WASHINGTON DC —
The Southern African Development Community (SADC) has approved a “Declaration of the Regional Drought Disaster”, in acknowledgement of the severe levels of hunger and food insecurity in the region.
If no action is taken to address the issue, brought on by drought as a result of El Nino, there is fear that the number of people affected in southern Africa will rise to 50 million, up from the current estimate of 28 to 30 million people.
International aid organizations Oxfam, Save the Children and Care International are jointly calling on donors to respond to the SADC call, with urgency.
Despite the many appeals for funding and food assistance, Oxfam’s Nellie Nyang’wa told VOA Studio 7 that reaction is slow.
“What concerned us is that there hasn’t been much sense of urgency coming from donors, coming from government and so as Oxfam, we have been lobbying quite a bit for these agencies to take action.”
A Malawian man carries food aid distributed by the United Nations World Food Program (WFP) through maize fields in Mzumazi village near the capital Lilongwe, Feb. 3, 2016.
——
__Problem 1__.
In the extracted records, rewrite the rows from the first one through the one containing "bar xyxy=(558,102,969,122)", changing "Being interested in learning" to "Showing interest in learning" and leaving everything else unchanged.
These rows are unrelated to the news report on the southern African drought.

(Extracted records)
——
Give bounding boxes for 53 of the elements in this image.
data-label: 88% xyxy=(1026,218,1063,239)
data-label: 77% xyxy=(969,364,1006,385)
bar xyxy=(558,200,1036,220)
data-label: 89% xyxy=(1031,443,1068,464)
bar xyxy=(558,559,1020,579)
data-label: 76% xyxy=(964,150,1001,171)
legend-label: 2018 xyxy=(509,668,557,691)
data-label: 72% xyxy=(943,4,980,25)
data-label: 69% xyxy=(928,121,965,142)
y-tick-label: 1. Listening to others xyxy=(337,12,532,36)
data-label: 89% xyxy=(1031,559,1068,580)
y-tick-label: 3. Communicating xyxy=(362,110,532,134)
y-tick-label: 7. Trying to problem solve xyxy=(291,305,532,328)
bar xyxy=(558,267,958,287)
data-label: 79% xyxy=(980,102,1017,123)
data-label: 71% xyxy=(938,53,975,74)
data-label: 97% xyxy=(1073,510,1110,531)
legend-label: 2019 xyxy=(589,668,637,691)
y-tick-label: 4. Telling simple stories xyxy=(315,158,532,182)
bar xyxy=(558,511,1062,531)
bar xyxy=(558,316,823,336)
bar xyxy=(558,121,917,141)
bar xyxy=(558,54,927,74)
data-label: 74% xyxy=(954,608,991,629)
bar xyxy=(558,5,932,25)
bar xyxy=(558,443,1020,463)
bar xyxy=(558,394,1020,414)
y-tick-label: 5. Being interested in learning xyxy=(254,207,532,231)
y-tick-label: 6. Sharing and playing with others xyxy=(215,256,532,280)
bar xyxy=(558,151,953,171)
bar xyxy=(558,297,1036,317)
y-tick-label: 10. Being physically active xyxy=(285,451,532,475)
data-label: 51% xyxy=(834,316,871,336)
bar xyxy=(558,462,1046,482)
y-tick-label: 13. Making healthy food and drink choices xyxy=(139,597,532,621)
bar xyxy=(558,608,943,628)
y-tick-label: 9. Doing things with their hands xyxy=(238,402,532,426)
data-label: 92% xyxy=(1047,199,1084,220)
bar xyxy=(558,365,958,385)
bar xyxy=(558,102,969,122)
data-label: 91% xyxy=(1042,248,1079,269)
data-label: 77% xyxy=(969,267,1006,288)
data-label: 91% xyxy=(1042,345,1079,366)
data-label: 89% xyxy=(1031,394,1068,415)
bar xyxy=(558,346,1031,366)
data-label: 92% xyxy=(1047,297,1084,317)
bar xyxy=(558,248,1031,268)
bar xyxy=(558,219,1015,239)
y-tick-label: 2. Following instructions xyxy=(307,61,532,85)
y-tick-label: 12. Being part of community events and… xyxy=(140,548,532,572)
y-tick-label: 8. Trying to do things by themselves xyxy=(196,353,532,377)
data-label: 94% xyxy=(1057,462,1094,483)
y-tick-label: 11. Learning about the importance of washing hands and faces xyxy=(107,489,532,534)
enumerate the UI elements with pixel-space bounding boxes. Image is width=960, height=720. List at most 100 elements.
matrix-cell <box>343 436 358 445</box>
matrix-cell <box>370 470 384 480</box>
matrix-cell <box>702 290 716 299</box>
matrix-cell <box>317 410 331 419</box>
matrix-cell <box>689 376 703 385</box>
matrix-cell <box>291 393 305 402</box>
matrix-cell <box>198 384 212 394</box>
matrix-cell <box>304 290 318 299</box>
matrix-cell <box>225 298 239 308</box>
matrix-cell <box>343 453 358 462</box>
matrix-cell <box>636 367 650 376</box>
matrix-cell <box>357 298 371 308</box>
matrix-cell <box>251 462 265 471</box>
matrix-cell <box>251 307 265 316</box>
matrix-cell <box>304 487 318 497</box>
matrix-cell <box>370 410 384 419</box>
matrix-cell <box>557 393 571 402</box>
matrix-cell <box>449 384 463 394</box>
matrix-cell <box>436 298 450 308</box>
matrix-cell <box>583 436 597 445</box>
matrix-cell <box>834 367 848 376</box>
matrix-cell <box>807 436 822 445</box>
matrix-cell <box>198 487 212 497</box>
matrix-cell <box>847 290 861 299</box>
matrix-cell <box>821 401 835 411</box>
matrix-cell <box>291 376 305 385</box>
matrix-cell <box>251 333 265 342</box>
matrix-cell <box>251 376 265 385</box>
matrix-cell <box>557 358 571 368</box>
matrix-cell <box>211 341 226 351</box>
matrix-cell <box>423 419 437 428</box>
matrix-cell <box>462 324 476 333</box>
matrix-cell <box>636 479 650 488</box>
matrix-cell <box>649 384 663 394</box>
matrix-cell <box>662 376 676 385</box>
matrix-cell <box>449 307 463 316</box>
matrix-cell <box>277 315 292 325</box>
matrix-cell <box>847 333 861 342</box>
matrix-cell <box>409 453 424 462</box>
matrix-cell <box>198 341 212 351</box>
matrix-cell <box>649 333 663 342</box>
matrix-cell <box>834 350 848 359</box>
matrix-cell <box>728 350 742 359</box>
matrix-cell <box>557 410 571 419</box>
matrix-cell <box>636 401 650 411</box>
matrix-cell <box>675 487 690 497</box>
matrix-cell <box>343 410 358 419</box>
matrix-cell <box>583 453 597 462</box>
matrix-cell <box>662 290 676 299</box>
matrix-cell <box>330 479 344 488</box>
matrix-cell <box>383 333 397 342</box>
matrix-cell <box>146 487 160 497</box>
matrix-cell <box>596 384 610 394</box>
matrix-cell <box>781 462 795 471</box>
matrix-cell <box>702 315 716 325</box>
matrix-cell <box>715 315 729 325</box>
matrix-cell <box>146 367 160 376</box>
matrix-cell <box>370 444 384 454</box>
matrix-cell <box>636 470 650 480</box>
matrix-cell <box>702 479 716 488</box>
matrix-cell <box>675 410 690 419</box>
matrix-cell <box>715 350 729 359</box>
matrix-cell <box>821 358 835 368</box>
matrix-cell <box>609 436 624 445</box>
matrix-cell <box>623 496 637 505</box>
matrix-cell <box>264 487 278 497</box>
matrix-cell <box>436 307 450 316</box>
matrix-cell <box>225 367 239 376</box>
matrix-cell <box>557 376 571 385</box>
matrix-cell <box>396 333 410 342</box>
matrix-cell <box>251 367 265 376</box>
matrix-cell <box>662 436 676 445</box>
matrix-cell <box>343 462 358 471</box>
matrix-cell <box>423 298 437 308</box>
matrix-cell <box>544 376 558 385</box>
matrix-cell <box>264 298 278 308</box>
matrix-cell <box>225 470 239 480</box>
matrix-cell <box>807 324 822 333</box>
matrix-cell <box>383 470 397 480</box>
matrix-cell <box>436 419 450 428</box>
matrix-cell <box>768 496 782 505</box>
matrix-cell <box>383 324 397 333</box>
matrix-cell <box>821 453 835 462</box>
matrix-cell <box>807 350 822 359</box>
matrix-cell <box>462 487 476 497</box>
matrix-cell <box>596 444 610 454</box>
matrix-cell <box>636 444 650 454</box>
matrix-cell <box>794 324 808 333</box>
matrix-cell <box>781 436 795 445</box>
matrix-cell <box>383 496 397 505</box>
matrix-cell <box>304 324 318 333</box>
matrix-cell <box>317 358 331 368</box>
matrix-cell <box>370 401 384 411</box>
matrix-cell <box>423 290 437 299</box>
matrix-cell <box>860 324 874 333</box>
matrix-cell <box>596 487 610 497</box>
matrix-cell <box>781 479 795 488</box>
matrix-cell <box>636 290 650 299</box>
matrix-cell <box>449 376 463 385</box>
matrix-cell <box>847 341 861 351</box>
——
__Problem 2__.
According to the news report on the southern African drought, why has Oxfam been lobbying agencies to take action?

__Output 1__.
Give bounding boxes for 53 of the elements in this image.
data-label: 88% xyxy=(1026,218,1063,239)
data-label: 77% xyxy=(969,364,1006,385)
bar xyxy=(558,200,1036,220)
data-label: 89% xyxy=(1031,443,1068,464)
bar xyxy=(558,559,1020,579)
data-label: 76% xyxy=(964,150,1001,171)
legend-label: 2018 xyxy=(509,668,557,691)
data-label: 72% xyxy=(943,4,980,25)
data-label: 69% xyxy=(928,121,965,142)
y-tick-label: 1. Listening to others xyxy=(337,12,532,36)
data-label: 89% xyxy=(1031,559,1068,580)
y-tick-label: 3. Communicating xyxy=(362,110,532,134)
y-tick-label: 7. Trying to problem solve xyxy=(291,305,532,328)
bar xyxy=(558,267,958,287)
data-label: 79% xyxy=(980,102,1017,123)
data-label: 71% xyxy=(938,53,975,74)
data-label: 97% xyxy=(1073,510,1110,531)
legend-label: 2019 xyxy=(589,668,637,691)
y-tick-label: 4. Telling simple stories xyxy=(315,158,532,182)
bar xyxy=(558,511,1062,531)
bar xyxy=(558,316,823,336)
bar xyxy=(558,121,917,141)
bar xyxy=(558,54,927,74)
data-label: 74% xyxy=(954,608,991,629)
bar xyxy=(558,5,932,25)
bar xyxy=(558,443,1020,463)
bar xyxy=(558,394,1020,414)
y-tick-label: 5. Showing interest in learning xyxy=(254,207,532,231)
y-tick-label: 6. Sharing and playing with others xyxy=(215,256,532,280)
bar xyxy=(558,151,953,171)
bar xyxy=(558,297,1036,317)
y-tick-label: 10. Being physically active xyxy=(285,451,532,475)
data-label: 51% xyxy=(834,316,871,336)
bar xyxy=(558,462,1046,482)
y-tick-label: 13. Making healthy food and drink choices xyxy=(139,597,532,621)
bar xyxy=(558,608,943,628)
y-tick-label: 9. Doing things with their hands xyxy=(238,402,532,426)
data-label: 92% xyxy=(1047,199,1084,220)
bar xyxy=(558,365,958,385)
bar xyxy=(558,102,969,122)

__Output 2__.
Oxfam has been lobbying because donors and governments have shown little sense of urgency in responding to the hunger crisis.